╭──

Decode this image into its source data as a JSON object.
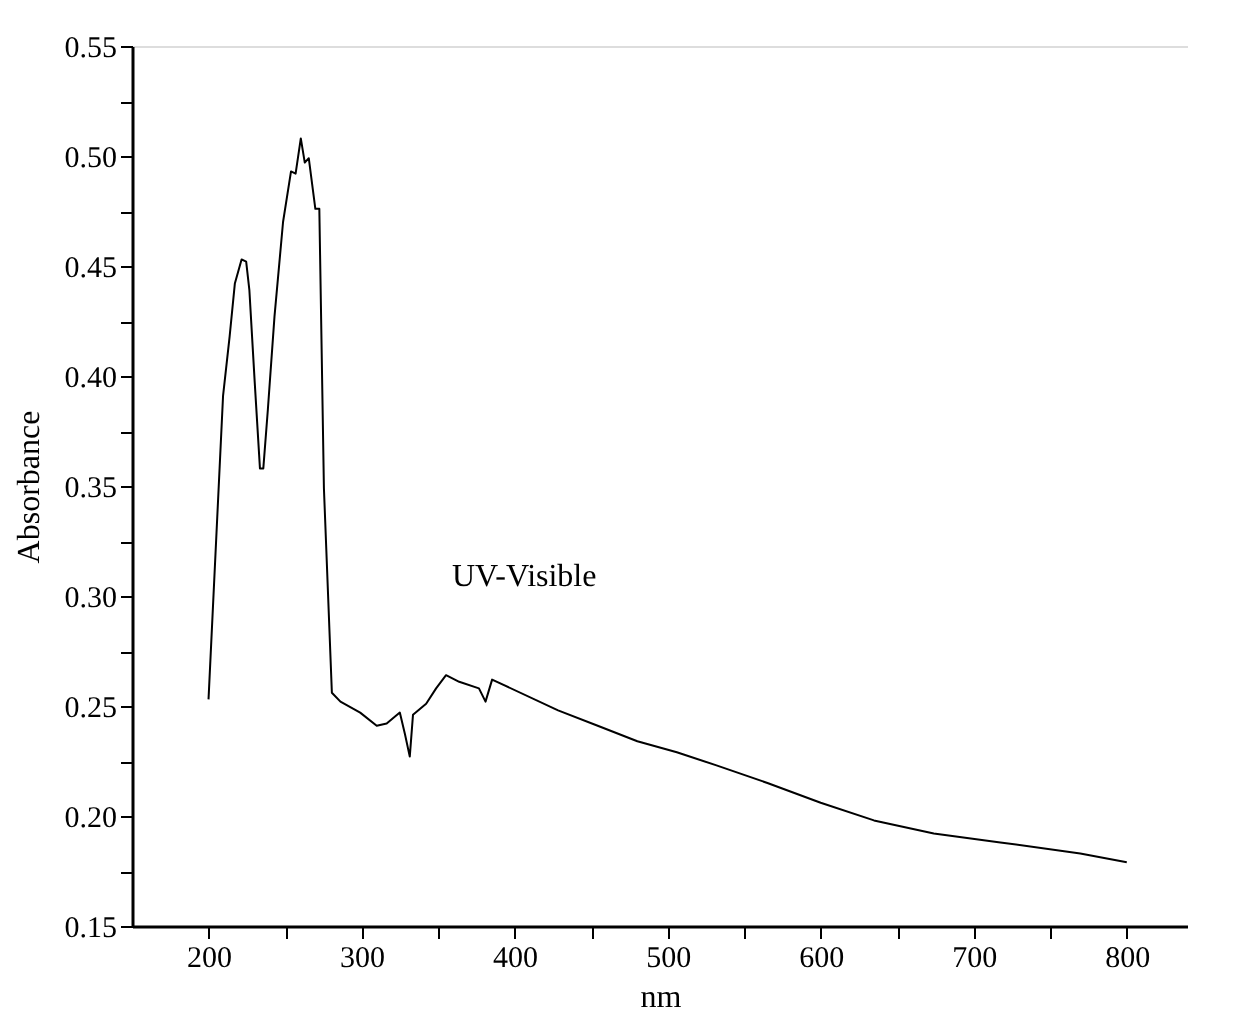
{
  "chart_data": {
    "type": "line",
    "xlabel": "nm",
    "ylabel": "Absorbance",
    "annotations": [
      "UV-Visible"
    ],
    "xlim": [
      150,
      840
    ],
    "xticks": [
      200,
      {
        "value": 250,
        "label": null
      },
      300,
      {
        "value": 350,
        "label": null
      },
      400,
      {
        "value": 450,
        "label": null
      },
      500,
      {
        "value": 550,
        "label": null
      },
      600,
      {
        "value": 650,
        "label": null
      },
      700,
      {
        "value": 750,
        "label": null
      },
      800
    ],
    "ylim": [
      0.15,
      0.55
    ],
    "yticks": [
      0.15,
      {
        "value": 0.175,
        "label": null
      },
      {
        "value": 0.2,
        "label": "0.20"
      },
      {
        "value": 0.225,
        "label": null
      },
      0.25,
      {
        "value": 0.275,
        "label": null
      },
      {
        "value": 0.3,
        "label": "0.30"
      },
      {
        "value": 0.325,
        "label": null
      },
      0.35,
      {
        "value": 0.375,
        "label": null
      },
      {
        "value": 0.4,
        "label": "0.40"
      },
      {
        "value": 0.425,
        "label": null
      },
      0.45,
      {
        "value": 0.475,
        "label": null
      },
      {
        "value": 0.5,
        "label": "0.50"
      },
      {
        "value": 0.525,
        "label": null
      },
      0.55
    ],
    "grid": false,
    "marker": "none",
    "line_style": "solid",
    "series": [
      {
        "color": "#000000",
        "x": [
          200,
          209.5,
          213.8,
          217.2,
          221.6,
          224.6,
          226.7,
          230.2,
          233.6,
          235.8,
          238.8,
          243.1,
          248.7,
          253.9,
          256.9,
          260.3,
          262.9,
          265.5,
          269.8,
          272.4,
          275.4,
          280.6,
          286.2,
          299.1,
          309.9,
          316.4,
          325,
          328.4,
          331.5,
          333.6,
          342.2,
          348.7,
          355.2,
          363.8,
          376.7,
          381,
          385.3,
          428.4,
          454.3,
          480.2,
          506,
          531.9,
          565.2,
          600,
          634.8,
          673.9,
          717.4,
          769.6,
          800
        ],
        "values": [
          0.253,
          0.391,
          0.418,
          0.442,
          0.453,
          0.452,
          0.439,
          0.397,
          0.358,
          0.358,
          0.385,
          0.427,
          0.47,
          0.493,
          0.492,
          0.508,
          0.497,
          0.499,
          0.476,
          0.476,
          0.349,
          0.256,
          0.252,
          0.247,
          0.241,
          0.242,
          0.247,
          0.237,
          0.227,
          0.246,
          0.251,
          0.258,
          0.264,
          0.261,
          0.258,
          0.252,
          0.262,
          0.248,
          0.241,
          0.234,
          0.229,
          0.223,
          0.215,
          0.206,
          0.198,
          0.192,
          0.188,
          0.183,
          0.179
        ]
      }
    ]
  }
}
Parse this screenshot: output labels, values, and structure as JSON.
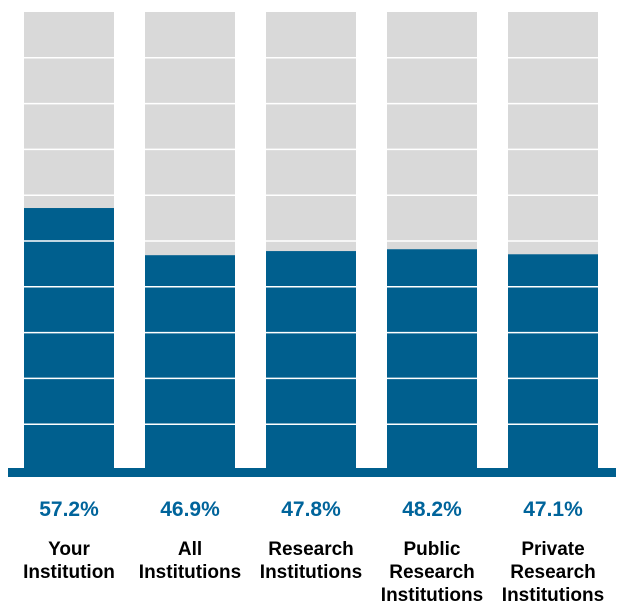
{
  "chart_data": {
    "type": "bar",
    "stacked_to_100": true,
    "categories": [
      [
        "Your",
        "Institution"
      ],
      [
        "All",
        "Institutions"
      ],
      [
        "Research",
        "Institutions"
      ],
      [
        "Public",
        "Research",
        "Institutions"
      ],
      [
        "Private",
        "Research",
        "Institutions"
      ]
    ],
    "values": [
      57.2,
      46.9,
      47.8,
      48.2,
      47.1
    ],
    "value_labels": [
      "57.2%",
      "46.9%",
      "47.8%",
      "48.2%",
      "47.1%"
    ],
    "ylim": [
      0,
      100
    ],
    "gridlines_every": 10,
    "grid": true,
    "legend": "none",
    "colors": {
      "bar": "#005f8e",
      "remainder": "#d9d9d9",
      "gridline": "#ffffff",
      "value_label": "#00649b",
      "baseline": "#005f8e"
    }
  }
}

╰──

- Written problem:
Produce an exact copy of only those lines that run from the line with "Parse this screenshot: output" to the final line of the records, including both; exclude images.

- Reply:
Parse this screenshot: output labels, values, and structure as JSON.
{
  "chart_data": {
    "type": "bar",
    "stacked_to_100": true,
    "categories": [
      [
        "Your",
        "Institution"
      ],
      [
        "All",
        "Institutions"
      ],
      [
        "Research",
        "Institutions"
      ],
      [
        "Public",
        "Research",
        "Institutions"
      ],
      [
        "Private",
        "Research",
        "Institutions"
      ]
    ],
    "values": [
      57.2,
      46.9,
      47.8,
      48.2,
      47.1
    ],
    "value_labels": [
      "57.2%",
      "46.9%",
      "47.8%",
      "48.2%",
      "47.1%"
    ],
    "ylim": [
      0,
      100
    ],
    "gridlines_every": 10,
    "grid": true,
    "legend": "none",
    "colors": {
      "bar": "#005f8e",
      "remainder": "#d9d9d9",
      "gridline": "#ffffff",
      "value_label": "#00649b",
      "baseline": "#005f8e"
    }
  }
}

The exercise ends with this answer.